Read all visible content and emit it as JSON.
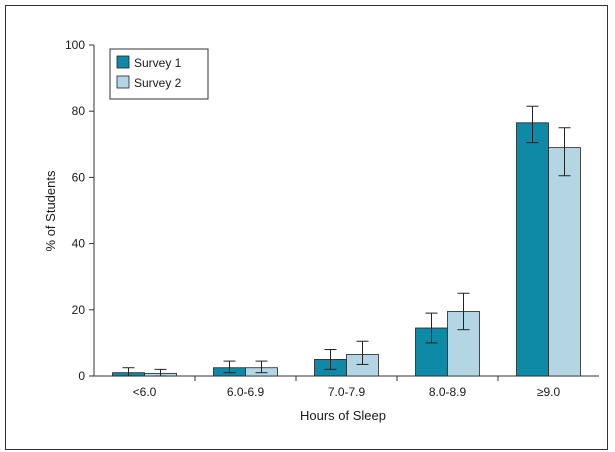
{
  "chart_data": {
    "type": "bar",
    "title": "",
    "xlabel": "Hours of Sleep",
    "ylabel": "% of Students",
    "categories": [
      "<6.0",
      "6.0-6.9",
      "7.0-7.9",
      "8.0-8.9",
      "≥9.0"
    ],
    "series": [
      {
        "name": "Survey 1",
        "color": "#0e8aa6",
        "values": [
          1.0,
          2.5,
          5.0,
          14.5,
          76.5
        ],
        "error_low": [
          0.0,
          1.0,
          2.0,
          10.0,
          70.5
        ],
        "error_high": [
          2.5,
          4.5,
          8.0,
          19.0,
          81.5
        ]
      },
      {
        "name": "Survey 2",
        "color": "#b4d5e3",
        "values": [
          0.8,
          2.5,
          6.5,
          19.5,
          69.0
        ],
        "error_low": [
          0.0,
          1.0,
          3.5,
          14.0,
          60.5
        ],
        "error_high": [
          2.0,
          4.5,
          10.5,
          25.0,
          75.0
        ]
      }
    ],
    "ylim": [
      0,
      100
    ],
    "yticks": [
      0,
      20,
      40,
      60,
      80,
      100
    ],
    "grid": false,
    "legend_position": "top-left"
  }
}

* * *

◆ **Exercise goal**
Set the entries down again exactly. Do not include the images.

◆ **Exercise solution**
Read all visible content and emit it as JSON.
{
  "chart_data": {
    "type": "bar",
    "title": "",
    "xlabel": "Hours of Sleep",
    "ylabel": "% of Students",
    "categories": [
      "<6.0",
      "6.0-6.9",
      "7.0-7.9",
      "8.0-8.9",
      "≥9.0"
    ],
    "series": [
      {
        "name": "Survey 1",
        "color": "#0e8aa6",
        "values": [
          1.0,
          2.5,
          5.0,
          14.5,
          76.5
        ],
        "error_low": [
          0.0,
          1.0,
          2.0,
          10.0,
          70.5
        ],
        "error_high": [
          2.5,
          4.5,
          8.0,
          19.0,
          81.5
        ]
      },
      {
        "name": "Survey 2",
        "color": "#b4d5e3",
        "values": [
          0.8,
          2.5,
          6.5,
          19.5,
          69.0
        ],
        "error_low": [
          0.0,
          1.0,
          3.5,
          14.0,
          60.5
        ],
        "error_high": [
          2.0,
          4.5,
          10.5,
          25.0,
          75.0
        ]
      }
    ],
    "ylim": [
      0,
      100
    ],
    "yticks": [
      0,
      20,
      40,
      60,
      80,
      100
    ],
    "grid": false,
    "legend_position": "top-left"
  }
}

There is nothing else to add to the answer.